What you are asked to do:
Show all lines holding the string "John".

Data listing:

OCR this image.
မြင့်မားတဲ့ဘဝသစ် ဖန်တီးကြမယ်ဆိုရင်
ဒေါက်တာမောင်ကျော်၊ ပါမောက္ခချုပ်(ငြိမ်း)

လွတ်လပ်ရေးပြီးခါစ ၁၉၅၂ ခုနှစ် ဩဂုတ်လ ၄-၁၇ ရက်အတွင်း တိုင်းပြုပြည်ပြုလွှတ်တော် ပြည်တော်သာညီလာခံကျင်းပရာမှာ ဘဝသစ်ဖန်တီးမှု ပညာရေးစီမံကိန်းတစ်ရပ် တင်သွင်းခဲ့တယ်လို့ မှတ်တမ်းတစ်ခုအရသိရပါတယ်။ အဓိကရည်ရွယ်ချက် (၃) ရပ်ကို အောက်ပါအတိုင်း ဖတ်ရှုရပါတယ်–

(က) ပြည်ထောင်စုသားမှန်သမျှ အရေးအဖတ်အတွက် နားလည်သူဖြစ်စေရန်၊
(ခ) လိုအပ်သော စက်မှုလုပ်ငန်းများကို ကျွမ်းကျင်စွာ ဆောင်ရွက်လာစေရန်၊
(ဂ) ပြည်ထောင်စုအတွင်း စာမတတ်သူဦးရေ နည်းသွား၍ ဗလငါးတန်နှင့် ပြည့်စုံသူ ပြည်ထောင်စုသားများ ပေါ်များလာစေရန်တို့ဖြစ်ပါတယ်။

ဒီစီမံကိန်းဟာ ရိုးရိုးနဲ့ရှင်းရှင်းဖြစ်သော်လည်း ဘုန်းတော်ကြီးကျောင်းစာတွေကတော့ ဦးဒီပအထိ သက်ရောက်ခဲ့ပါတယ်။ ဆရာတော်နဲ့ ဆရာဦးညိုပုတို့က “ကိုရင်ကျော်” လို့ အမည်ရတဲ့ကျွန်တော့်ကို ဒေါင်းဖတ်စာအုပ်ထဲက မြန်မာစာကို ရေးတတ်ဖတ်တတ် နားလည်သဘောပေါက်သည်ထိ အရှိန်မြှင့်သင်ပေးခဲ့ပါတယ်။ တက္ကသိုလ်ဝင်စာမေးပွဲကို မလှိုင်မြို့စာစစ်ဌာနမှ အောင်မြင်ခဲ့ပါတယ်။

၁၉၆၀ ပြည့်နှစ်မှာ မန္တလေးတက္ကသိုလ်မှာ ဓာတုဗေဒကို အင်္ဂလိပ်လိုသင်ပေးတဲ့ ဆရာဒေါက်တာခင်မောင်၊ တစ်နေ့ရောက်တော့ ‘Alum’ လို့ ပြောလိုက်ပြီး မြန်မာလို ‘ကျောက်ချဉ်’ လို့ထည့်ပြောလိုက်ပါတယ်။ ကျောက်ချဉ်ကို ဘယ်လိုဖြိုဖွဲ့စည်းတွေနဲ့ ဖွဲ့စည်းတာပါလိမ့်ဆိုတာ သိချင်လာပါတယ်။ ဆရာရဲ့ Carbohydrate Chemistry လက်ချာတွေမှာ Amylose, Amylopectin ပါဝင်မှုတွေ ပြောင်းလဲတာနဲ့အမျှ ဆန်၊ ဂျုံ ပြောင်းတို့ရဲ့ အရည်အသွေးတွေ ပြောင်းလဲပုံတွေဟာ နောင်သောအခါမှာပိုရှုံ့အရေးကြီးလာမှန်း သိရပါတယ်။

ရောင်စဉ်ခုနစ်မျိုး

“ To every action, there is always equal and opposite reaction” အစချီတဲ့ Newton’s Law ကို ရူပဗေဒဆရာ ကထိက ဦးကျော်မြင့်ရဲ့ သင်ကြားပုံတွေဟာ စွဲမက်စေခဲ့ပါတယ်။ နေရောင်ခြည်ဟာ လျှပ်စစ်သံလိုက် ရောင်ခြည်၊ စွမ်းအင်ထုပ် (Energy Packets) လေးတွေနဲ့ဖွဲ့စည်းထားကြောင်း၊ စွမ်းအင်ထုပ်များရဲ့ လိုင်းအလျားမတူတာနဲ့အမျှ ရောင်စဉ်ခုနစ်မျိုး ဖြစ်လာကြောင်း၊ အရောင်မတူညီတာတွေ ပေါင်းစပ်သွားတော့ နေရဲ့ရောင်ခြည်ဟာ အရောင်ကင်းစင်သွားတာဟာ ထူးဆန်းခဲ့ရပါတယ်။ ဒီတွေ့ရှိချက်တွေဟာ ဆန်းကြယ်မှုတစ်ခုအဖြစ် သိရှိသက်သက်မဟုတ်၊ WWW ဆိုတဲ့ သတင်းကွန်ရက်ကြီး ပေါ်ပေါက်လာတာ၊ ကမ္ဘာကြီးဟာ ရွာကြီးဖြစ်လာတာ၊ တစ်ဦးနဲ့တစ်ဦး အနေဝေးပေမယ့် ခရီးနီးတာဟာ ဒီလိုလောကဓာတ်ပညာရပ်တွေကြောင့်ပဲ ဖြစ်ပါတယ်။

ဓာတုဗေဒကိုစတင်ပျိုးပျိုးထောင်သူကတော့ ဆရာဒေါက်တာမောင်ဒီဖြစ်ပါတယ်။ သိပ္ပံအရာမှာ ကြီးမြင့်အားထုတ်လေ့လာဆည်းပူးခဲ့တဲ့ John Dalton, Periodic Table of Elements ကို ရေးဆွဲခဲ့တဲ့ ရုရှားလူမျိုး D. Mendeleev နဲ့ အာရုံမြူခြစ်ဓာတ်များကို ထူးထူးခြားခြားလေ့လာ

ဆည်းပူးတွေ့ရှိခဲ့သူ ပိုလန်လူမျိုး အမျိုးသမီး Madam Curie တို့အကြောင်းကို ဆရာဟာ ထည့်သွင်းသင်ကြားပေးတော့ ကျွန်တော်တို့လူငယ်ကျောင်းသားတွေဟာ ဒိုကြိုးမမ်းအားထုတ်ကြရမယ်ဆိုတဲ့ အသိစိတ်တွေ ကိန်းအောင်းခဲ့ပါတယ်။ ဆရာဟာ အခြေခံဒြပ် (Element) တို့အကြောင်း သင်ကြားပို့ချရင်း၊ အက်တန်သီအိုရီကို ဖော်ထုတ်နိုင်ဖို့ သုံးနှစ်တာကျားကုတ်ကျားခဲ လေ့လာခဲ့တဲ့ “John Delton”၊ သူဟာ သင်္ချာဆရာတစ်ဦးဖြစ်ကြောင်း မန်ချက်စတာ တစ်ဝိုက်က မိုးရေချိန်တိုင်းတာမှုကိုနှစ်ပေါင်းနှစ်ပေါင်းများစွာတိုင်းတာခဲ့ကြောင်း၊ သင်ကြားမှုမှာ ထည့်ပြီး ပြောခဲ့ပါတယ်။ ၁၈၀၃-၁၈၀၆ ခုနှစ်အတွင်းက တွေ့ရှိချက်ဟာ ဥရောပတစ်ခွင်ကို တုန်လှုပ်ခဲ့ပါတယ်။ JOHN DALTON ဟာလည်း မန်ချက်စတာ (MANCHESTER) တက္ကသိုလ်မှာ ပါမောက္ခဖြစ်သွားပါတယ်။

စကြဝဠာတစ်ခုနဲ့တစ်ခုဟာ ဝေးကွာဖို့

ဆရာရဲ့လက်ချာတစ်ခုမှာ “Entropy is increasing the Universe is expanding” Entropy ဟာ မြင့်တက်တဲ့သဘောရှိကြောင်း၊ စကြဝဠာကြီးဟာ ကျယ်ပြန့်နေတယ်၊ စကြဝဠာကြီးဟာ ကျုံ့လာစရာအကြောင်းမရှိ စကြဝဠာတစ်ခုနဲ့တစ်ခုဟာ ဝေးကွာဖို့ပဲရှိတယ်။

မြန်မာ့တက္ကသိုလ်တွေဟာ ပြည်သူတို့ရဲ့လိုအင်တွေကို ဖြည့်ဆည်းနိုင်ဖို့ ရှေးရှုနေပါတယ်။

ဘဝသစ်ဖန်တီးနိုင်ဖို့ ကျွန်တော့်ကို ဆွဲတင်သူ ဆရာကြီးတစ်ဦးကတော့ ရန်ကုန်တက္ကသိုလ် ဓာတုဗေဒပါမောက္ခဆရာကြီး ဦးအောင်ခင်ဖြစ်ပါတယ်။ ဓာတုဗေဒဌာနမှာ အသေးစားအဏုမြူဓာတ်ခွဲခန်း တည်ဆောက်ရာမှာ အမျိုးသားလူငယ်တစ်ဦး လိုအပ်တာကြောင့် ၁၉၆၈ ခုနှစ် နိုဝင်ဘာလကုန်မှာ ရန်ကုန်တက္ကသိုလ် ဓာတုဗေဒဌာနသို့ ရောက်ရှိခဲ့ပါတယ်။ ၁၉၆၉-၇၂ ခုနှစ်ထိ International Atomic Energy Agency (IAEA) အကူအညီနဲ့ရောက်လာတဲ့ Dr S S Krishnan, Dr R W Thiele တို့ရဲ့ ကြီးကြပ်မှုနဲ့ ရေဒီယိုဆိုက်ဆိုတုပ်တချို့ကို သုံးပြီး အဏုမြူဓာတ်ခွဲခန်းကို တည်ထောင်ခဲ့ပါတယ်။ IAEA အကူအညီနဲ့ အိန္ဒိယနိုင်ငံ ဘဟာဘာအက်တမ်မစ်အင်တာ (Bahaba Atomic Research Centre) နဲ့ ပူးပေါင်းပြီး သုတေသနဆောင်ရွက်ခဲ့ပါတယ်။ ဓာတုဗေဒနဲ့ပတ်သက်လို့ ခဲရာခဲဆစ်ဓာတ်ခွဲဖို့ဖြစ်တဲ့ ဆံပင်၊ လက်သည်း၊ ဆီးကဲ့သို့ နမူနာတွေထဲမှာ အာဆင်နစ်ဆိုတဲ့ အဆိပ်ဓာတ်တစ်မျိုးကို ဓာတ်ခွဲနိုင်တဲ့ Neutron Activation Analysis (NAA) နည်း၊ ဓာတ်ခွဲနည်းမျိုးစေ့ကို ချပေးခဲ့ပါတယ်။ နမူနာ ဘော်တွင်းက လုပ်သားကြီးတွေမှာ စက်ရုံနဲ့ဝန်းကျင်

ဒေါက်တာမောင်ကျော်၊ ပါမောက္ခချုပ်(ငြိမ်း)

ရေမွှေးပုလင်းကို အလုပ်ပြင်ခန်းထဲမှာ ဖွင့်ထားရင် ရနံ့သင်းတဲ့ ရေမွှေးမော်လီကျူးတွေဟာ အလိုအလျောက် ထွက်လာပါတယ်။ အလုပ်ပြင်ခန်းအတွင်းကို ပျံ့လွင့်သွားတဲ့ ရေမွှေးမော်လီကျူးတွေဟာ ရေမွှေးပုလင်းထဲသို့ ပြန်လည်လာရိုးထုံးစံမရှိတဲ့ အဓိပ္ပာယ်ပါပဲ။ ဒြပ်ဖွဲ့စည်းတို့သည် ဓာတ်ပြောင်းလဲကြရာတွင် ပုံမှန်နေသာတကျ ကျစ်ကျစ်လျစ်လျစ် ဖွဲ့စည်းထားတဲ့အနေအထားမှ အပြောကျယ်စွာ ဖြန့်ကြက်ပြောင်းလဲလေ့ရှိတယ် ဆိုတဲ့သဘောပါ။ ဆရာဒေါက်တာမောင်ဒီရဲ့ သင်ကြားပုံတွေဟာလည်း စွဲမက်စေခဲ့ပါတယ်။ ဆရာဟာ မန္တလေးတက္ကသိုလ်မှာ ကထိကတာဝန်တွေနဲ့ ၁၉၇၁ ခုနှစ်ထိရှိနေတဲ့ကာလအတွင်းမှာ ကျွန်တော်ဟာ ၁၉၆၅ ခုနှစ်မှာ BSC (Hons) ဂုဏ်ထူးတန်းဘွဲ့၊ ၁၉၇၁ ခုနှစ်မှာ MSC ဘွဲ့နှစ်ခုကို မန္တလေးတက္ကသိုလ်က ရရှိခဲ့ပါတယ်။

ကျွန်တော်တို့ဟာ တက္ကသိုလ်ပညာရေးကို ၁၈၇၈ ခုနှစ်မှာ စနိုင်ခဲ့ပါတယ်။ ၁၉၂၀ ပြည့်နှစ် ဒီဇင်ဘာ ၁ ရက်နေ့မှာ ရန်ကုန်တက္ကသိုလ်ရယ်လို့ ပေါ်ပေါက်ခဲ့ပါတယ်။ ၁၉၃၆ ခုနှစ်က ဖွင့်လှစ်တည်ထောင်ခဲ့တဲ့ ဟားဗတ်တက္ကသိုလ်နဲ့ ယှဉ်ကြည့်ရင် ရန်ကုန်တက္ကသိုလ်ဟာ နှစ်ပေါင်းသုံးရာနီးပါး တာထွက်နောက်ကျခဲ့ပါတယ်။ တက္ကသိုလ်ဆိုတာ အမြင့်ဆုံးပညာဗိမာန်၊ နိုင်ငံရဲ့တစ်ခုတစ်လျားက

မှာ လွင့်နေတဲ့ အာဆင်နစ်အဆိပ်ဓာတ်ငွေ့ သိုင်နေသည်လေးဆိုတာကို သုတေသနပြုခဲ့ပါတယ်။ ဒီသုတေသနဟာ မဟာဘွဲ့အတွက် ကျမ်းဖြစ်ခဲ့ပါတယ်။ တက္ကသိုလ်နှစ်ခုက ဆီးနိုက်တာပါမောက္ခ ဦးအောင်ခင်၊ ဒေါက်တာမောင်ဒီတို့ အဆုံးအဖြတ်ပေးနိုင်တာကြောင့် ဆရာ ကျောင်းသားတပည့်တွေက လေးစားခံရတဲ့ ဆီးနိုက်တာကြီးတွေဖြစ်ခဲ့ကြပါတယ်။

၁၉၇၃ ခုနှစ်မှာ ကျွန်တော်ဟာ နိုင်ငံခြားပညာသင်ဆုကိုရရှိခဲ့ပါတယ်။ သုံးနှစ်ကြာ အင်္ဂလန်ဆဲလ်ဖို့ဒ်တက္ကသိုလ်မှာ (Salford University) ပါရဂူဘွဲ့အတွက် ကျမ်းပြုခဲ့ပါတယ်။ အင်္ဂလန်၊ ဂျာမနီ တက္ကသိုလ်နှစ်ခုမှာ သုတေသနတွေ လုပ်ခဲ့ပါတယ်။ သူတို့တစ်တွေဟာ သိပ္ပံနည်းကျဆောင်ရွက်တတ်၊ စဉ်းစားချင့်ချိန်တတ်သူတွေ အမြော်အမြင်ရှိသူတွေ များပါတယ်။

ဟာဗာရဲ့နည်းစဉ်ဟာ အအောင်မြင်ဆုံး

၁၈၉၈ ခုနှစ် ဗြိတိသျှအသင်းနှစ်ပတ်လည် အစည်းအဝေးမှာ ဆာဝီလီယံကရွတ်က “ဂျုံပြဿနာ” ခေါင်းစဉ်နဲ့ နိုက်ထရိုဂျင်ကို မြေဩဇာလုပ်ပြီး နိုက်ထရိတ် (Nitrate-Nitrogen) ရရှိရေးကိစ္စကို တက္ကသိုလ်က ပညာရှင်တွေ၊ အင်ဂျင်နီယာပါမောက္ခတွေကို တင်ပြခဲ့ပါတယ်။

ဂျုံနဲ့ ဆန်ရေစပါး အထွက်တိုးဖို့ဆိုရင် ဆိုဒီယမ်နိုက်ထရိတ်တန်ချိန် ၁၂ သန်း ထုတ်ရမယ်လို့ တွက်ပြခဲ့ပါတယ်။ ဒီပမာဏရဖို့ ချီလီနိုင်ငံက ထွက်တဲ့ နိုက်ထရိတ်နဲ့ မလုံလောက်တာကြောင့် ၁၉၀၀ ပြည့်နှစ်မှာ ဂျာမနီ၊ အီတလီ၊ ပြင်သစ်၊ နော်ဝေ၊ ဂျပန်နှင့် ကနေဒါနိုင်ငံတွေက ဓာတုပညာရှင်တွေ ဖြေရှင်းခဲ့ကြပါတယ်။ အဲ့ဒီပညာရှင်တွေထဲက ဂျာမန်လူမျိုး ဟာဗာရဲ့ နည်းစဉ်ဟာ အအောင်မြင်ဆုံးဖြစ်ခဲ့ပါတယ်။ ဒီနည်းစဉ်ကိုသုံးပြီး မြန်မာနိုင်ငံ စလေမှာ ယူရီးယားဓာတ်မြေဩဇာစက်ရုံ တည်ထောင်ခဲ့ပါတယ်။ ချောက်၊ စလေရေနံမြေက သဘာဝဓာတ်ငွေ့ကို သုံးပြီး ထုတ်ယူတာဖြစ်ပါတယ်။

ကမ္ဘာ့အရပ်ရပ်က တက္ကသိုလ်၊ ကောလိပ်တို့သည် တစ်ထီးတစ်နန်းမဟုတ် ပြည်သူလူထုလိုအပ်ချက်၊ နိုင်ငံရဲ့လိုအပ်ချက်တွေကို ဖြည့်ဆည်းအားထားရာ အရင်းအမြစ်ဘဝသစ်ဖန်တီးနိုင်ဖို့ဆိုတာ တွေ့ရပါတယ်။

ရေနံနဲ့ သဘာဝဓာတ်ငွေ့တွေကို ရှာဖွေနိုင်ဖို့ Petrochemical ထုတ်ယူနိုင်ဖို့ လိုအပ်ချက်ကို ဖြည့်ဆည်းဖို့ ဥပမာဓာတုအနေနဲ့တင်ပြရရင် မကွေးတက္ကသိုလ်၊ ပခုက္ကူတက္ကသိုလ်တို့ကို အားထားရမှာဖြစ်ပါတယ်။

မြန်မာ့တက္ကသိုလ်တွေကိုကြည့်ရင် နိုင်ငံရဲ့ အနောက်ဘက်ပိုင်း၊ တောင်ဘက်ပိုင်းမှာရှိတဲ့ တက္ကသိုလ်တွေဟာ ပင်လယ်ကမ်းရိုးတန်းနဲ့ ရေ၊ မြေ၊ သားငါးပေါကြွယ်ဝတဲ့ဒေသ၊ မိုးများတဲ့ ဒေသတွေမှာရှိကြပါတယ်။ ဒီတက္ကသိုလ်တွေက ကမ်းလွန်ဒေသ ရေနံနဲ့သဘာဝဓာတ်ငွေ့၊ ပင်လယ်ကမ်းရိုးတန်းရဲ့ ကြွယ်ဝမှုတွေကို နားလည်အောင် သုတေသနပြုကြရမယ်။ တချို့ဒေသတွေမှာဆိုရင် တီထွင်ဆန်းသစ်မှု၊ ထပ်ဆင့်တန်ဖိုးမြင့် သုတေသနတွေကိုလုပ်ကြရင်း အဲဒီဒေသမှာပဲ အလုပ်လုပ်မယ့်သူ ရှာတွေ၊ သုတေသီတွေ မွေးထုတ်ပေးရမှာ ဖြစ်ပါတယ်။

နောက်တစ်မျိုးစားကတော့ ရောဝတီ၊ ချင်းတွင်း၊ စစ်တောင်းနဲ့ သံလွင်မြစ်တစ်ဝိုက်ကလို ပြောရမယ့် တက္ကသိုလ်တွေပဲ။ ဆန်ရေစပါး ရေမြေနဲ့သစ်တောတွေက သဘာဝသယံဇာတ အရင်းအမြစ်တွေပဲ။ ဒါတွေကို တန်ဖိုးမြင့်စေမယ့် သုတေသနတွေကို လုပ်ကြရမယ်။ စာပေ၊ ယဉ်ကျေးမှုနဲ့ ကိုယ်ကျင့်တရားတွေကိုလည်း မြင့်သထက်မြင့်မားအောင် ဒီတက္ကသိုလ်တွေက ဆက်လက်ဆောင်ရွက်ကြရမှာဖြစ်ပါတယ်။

Final result:
ဓာတုဗေဒကိုစတင်ပျိုးပျိုးထောင်သူကတော့ ဆရာဒေါက်တာမောင်ဒီဖြစ်ပါတယ်။ သိပ္ပံအရာမှာ ကြီးမြင့်အားထုတ်လေ့လာဆည်းပူးခဲ့တဲ့ John Dalton, Periodic Table of Elements ကို ရေးဆွဲခဲ့တဲ့ ရုရှားလူမျိုး D. Mendeleev နဲ့ အာရုံမြူခြစ်ဓာတ်များကို ထူးထူးခြားခြားလေ့လာ
ဆည်းပူးတွေ့ရှိခဲ့သူ ပိုလန်လူမျိုး အမျိုးသမီး Madam Curie တို့အကြောင်းကို ဆရာဟာ ထည့်သွင်းသင်ကြားပေးတော့ ကျွန်တော်တို့လူငယ်ကျောင်းသားတွေဟာ ဒိုကြိုးမမ်းအားထုတ်ကြရမယ်ဆိုတဲ့ အသိစိတ်တွေ ကိန်းအောင်းခဲ့ပါတယ်။ ဆရာဟာ အခြေခံဒြပ် (Element) တို့အကြောင်း သင်ကြားပို့ချရင်း၊ အက်တန်သီအိုရီကို ဖော်ထုတ်နိုင်ဖို့ သုံးနှစ်တာကျားကုတ်ကျားခဲ လေ့လာခဲ့တဲ့ “John Delton”၊ သူဟာ သင်္ချာဆရာတစ်ဦးဖြစ်ကြောင်း မန်ချက်စတာ တစ်ဝိုက်က မိုးရေချိန်တိုင်းတာမှုကိုနှစ်ပေါင်းနှစ်ပေါင်းများစွာတိုင်းတာခဲ့ကြောင်း၊ သင်ကြားမှုမှာ ထည့်ပြီး ပြောခဲ့ပါတယ်။ ၁၈၀၃-၁၈၀၆ ခုနှစ်အတွင်းက တွေ့ရှိချက်ဟာ ဥရောပတစ်ခွင်ကို တုန်လှုပ်ခဲ့ပါတယ်။ JOHN DALTON ဟာလည်း မန်ချက်စတာ (MANCHESTER) တက္ကသိုလ်မှာ ပါမောက္ခဖြစ်သွားပါတယ်။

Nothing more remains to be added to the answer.